___ Текст страницы ___

Оливье Клеман499
ИСЛАМ - БОЖЕСТВЕННЫЙ ВЫЗОВ ИУДЕЛМ И МУХАММАД - ВОЗВЕСТИТЕЛЬ ПОСЛЕДНЕГО ПРОРОЧЕСТВА
I
Православная церковь, и прежде всего арабское православие, занимают особую позицию в диалоге с исламом. Эта позиция - результат более чем тысячелетнего их сосуществования на Ближнем Востоке и пятисотлетнего в Юго-Восточной Европе. Мы помним о прежних трагедиях, о непреодолимых разногласиях и обвинительных вердиктах. Но не следует забывать, помимо этого, и о связях между простыми людьми, которые складывались в атмосфере библейской общности, уважения к великим заступникам - как мусульманским, так и христианским; но превыше всего - интуитивное взаимопроникновение высочайших духовных опытов. Достаточно вспомнить размеренное призывание имени Господа в «сердечной молитве» исихастов и dhikr500 суфиев; или несомненное родство «безумных в Господе» в исламе и «юродивых во Христе» в православии; или столь близкую известным мусульманским представлениям тему agramatos, «неграмотного» духовидца, становящегося чистым листом, на котором может писать Бог. Можно было бы также, как это предлагал Анри Корбен, сравнить нетварный свет501 христианского Востока с миром светов в шиизме:502 и то, и другое учение связаны с пневматологией503. Нет ничего такого, что не встречалось бы в обеих традициях, включая понятие Бога, непостижимого в Его сверхсущности и явленного в Его именах.

___ Содержимое набора данных ___

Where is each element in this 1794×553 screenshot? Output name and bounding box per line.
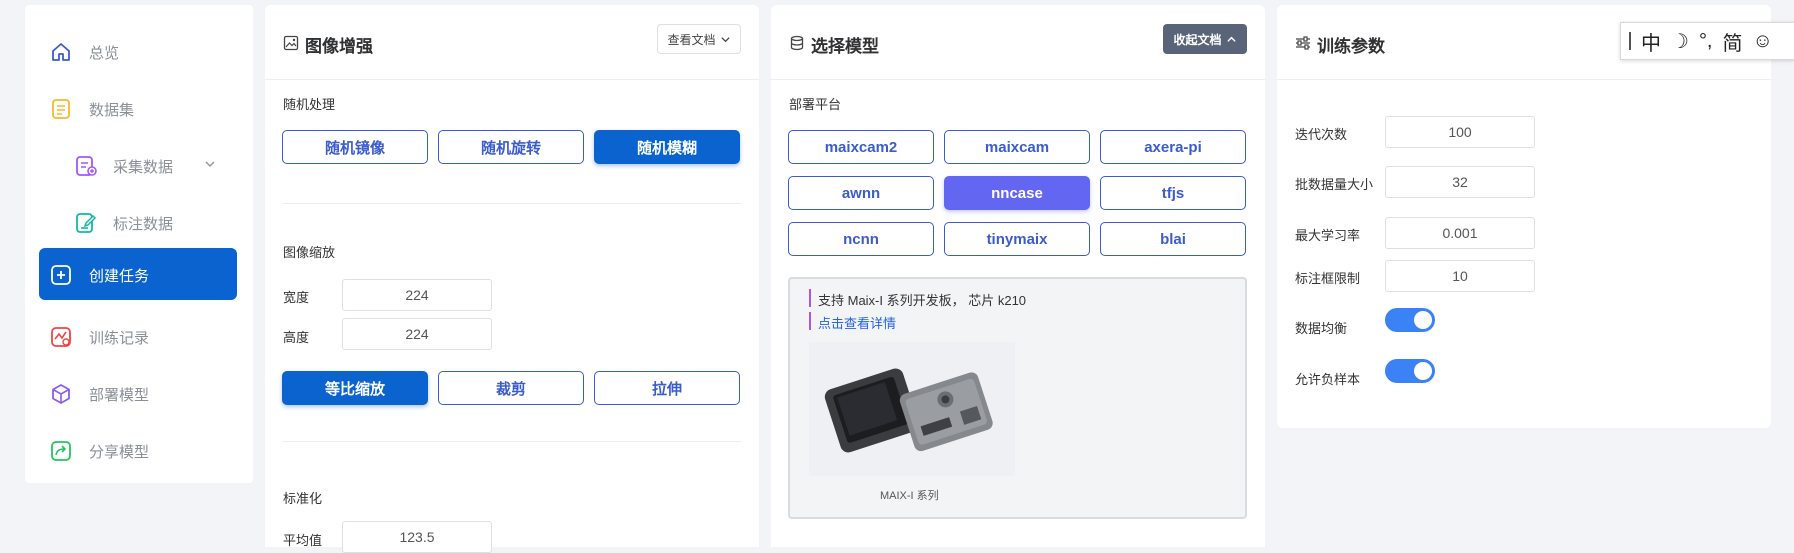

___

Повторите приведённый выше текст об исламе и православии целиком, слово в слово.

Результат задания:
Оливье Клеман499
ИСЛАМ - БОЖЕСТВЕННЫЙ ВЫЗОВ ИУДЕЛМ И МУХАММАД - ВОЗВЕСТИТЕЛЬ ПОСЛЕДНЕГО ПРОРОЧЕСТВА
I
Православная церковь, и прежде всего арабское православие, занимают особую позицию в диалоге с исламом. Эта позиция - результат более чем тысячелетнего их сосуществования на Ближнем Востоке и пятисотлетнего в Юго-Восточной Европе. Мы помним о прежних трагедиях, о непреодолимых разногласиях и обвинительных вердиктах. Но не следует забывать, помимо этого, и о связях между простыми людьми, которые складывались в атмосфере библейской общности, уважения к великим заступникам - как мусульманским, так и христианским; но превыше всего - интуитивное взаимопроникновение высочайших духовных опытов. Достаточно вспомнить размеренное призывание имени Господа в «сердечной молитве» исихастов и dhikr500 суфиев; или несомненное родство «безумных в Господе» в исламе и «юродивых во Христе» в православии; или столь близкую известным мусульманским представлениям тему agramatos, «неграмотного» духовидца, становящегося чистым листом, на котором может писать Бог. Можно было бы также, как это предлагал Анри Корбен, сравнить нетварный свет501 христианского Востока с миром светов в шиизме:502 и то, и другое учение связаны с пневматологией503. Нет ничего такого, что не встречалось бы в обеих традициях, включая понятие Бога, непостижимого в Его сверхсущности и явленного в Его именах.